WHAT IS ASKED – Return the full material exactly.

[Structured figure records]

- - - - -

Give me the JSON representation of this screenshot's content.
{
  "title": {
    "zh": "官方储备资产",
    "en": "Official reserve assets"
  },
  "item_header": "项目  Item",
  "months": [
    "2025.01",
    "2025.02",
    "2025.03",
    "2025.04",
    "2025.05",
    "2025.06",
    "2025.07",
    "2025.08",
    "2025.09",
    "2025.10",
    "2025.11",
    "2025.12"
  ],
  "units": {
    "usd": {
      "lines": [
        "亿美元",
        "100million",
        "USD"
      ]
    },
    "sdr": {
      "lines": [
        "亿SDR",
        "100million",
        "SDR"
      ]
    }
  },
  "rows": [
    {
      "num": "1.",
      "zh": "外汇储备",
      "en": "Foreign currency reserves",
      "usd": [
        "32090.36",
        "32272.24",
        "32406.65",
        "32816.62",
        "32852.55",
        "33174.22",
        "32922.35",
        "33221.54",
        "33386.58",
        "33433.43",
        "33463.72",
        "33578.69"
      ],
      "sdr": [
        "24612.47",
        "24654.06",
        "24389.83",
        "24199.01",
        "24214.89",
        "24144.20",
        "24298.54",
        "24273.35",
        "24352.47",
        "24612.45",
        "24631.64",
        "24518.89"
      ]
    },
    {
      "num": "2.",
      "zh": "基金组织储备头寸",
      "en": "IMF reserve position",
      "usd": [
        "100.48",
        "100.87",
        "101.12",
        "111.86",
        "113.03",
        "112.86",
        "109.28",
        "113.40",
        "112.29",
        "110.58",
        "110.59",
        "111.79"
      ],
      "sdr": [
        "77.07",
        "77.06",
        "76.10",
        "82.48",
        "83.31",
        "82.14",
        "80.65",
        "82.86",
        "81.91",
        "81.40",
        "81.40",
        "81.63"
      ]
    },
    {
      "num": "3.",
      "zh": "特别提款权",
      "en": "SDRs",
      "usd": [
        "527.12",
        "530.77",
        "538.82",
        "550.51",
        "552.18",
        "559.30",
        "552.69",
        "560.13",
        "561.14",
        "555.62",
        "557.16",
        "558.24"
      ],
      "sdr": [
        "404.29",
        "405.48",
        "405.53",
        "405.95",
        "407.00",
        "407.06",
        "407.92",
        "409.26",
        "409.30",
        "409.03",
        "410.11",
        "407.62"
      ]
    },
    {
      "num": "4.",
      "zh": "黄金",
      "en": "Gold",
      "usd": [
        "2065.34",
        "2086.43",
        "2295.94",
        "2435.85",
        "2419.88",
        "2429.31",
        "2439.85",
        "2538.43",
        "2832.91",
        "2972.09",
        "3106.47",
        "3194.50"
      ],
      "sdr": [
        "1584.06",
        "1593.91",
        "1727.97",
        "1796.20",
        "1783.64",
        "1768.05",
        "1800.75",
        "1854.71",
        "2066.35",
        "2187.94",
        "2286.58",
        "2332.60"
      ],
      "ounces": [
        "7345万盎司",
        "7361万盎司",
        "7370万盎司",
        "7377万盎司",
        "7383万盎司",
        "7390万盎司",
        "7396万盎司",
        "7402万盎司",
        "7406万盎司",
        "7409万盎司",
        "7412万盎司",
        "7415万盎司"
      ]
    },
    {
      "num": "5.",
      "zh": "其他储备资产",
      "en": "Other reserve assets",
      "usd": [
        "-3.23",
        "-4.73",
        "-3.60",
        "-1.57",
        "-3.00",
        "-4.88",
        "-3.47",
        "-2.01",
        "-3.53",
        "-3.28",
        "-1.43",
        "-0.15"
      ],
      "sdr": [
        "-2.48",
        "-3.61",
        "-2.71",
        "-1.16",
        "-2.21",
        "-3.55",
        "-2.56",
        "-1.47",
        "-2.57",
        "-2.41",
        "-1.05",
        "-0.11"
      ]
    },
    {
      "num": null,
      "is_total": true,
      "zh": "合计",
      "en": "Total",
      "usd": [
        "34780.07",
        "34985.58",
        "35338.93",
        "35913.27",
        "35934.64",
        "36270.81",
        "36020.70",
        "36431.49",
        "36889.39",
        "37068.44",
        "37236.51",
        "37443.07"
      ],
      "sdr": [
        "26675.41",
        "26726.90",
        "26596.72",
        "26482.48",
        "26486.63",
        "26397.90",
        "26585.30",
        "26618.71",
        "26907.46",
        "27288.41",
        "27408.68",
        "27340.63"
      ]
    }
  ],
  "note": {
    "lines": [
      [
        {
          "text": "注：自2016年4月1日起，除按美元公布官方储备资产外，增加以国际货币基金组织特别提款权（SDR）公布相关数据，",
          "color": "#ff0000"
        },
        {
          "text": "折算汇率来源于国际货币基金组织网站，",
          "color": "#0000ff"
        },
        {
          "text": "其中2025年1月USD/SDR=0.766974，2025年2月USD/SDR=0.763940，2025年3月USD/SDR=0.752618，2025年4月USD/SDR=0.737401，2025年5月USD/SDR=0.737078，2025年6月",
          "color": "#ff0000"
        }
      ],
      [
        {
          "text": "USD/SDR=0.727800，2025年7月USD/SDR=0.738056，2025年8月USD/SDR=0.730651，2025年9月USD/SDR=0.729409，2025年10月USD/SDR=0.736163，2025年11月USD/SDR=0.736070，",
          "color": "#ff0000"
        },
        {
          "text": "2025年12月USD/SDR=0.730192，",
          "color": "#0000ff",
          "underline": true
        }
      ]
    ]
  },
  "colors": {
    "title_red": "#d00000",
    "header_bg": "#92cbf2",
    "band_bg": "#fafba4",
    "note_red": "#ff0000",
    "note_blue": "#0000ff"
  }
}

- - - - -

RESPONSE BELOW –
Give me the JSON representation of this screenshot's content.
{
  "title": {
    "zh": "官方储备资产",
    "en": "Official reserve assets"
  },
  "item_header": "项目  Item",
  "months": [
    "2025.01",
    "2025.02",
    "2025.03",
    "2025.04",
    "2025.05",
    "2025.06",
    "2025.07",
    "2025.08",
    "2025.09",
    "2025.10",
    "2025.11",
    "2025.12"
  ],
  "units": {
    "usd": {
      "lines": [
        "亿美元",
        "100million",
        "USD"
      ]
    },
    "sdr": {
      "lines": [
        "亿SDR",
        "100million",
        "SDR"
      ]
    }
  },
  "rows": [
    {
      "num": "1.",
      "zh": "外汇储备",
      "en": "Foreign currency reserves",
      "usd": [
        "32090.36",
        "32272.24",
        "32406.65",
        "32816.62",
        "32852.55",
        "33174.22",
        "32922.35",
        "33221.54",
        "33386.58",
        "33433.43",
        "33463.72",
        "33578.69"
      ],
      "sdr": [
        "24612.47",
        "24654.06",
        "24389.83",
        "24199.01",
        "24214.89",
        "24144.20",
        "24298.54",
        "24273.35",
        "24352.47",
        "24612.45",
        "24631.64",
        "24518.89"
      ]
    },
    {
      "num": "2.",
      "zh": "基金组织储备头寸",
      "en": "IMF reserve position",
      "usd": [
        "100.48",
        "100.87",
        "101.12",
        "111.86",
        "113.03",
        "112.86",
        "109.28",
        "113.40",
        "112.29",
        "110.58",
        "110.59",
        "111.79"
      ],
      "sdr": [
        "77.07",
        "77.06",
        "76.10",
        "82.48",
        "83.31",
        "82.14",
        "80.65",
        "82.86",
        "81.91",
        "81.40",
        "81.40",
        "81.63"
      ]
    },
    {
      "num": "3.",
      "zh": "特别提款权",
      "en": "SDRs",
      "usd": [
        "527.12",
        "530.77",
        "538.82",
        "550.51",
        "552.18",
        "559.30",
        "552.69",
        "560.13",
        "561.14",
        "555.62",
        "557.16",
        "558.24"
      ],
      "sdr": [
        "404.29",
        "405.48",
        "405.53",
        "405.95",
        "407.00",
        "407.06",
        "407.92",
        "409.26",
        "409.30",
        "409.03",
        "410.11",
        "407.62"
      ]
    },
    {
      "num": "4.",
      "zh": "黄金",
      "en": "Gold",
      "usd": [
        "2065.34",
        "2086.43",
        "2295.94",
        "2435.85",
        "2419.88",
        "2429.31",
        "2439.85",
        "2538.43",
        "2832.91",
        "2972.09",
        "3106.47",
        "3194.50"
      ],
      "sdr": [
        "1584.06",
        "1593.91",
        "1727.97",
        "1796.20",
        "1783.64",
        "1768.05",
        "1800.75",
        "1854.71",
        "2066.35",
        "2187.94",
        "2286.58",
        "2332.60"
      ],
      "ounces": [
        "7345万盎司",
        "7361万盎司",
        "7370万盎司",
        "7377万盎司",
        "7383万盎司",
        "7390万盎司",
        "7396万盎司",
        "7402万盎司",
        "7406万盎司",
        "7409万盎司",
        "7412万盎司",
        "7415万盎司"
      ]
    },
    {
      "num": "5.",
      "zh": "其他储备资产",
      "en": "Other reserve assets",
      "usd": [
        "-3.23",
        "-4.73",
        "-3.60",
        "-1.57",
        "-3.00",
        "-4.88",
        "-3.47",
        "-2.01",
        "-3.53",
        "-3.28",
        "-1.43",
        "-0.15"
      ],
      "sdr": [
        "-2.48",
        "-3.61",
        "-2.71",
        "-1.16",
        "-2.21",
        "-3.55",
        "-2.56",
        "-1.47",
        "-2.57",
        "-2.41",
        "-1.05",
        "-0.11"
      ]
    },
    {
      "num": null,
      "is_total": true,
      "zh": "合计",
      "en": "Total",
      "usd": [
        "34780.07",
        "34985.58",
        "35338.93",
        "35913.27",
        "35934.64",
        "36270.81",
        "36020.70",
        "36431.49",
        "36889.39",
        "37068.44",
        "37236.51",
        "37443.07"
      ],
      "sdr": [
        "26675.41",
        "26726.90",
        "26596.72",
        "26482.48",
        "26486.63",
        "26397.90",
        "26585.30",
        "26618.71",
        "26907.46",
        "27288.41",
        "27408.68",
        "27340.63"
      ]
    }
  ],
  "note": {
    "lines": [
      [
        {
          "text": "注：自2016年4月1日起，除按美元公布官方储备资产外，增加以国际货币基金组织特别提款权（SDR）公布相关数据，",
          "color": "#ff0000"
        },
        {
          "text": "折算汇率来源于国际货币基金组织网站，",
          "color": "#0000ff"
        },
        {
          "text": "其中2025年1月USD/SDR=0.766974，2025年2月USD/SDR=0.763940，2025年3月USD/SDR=0.752618，2025年4月USD/SDR=0.737401，2025年5月USD/SDR=0.737078，2025年6月",
          "color": "#ff0000"
        }
      ],
      [
        {
          "text": "USD/SDR=0.727800，2025年7月USD/SDR=0.738056，2025年8月USD/SDR=0.730651，2025年9月USD/SDR=0.729409，2025年10月USD/SDR=0.736163，2025年11月USD/SDR=0.736070，",
          "color": "#ff0000"
        },
        {
          "text": "2025年12月USD/SDR=0.730192，",
          "color": "#0000ff",
          "underline": true
        }
      ]
    ]
  },
  "colors": {
    "title_red": "#d00000",
    "header_bg": "#92cbf2",
    "band_bg": "#fafba4",
    "note_red": "#ff0000",
    "note_blue": "#0000ff"
  }
}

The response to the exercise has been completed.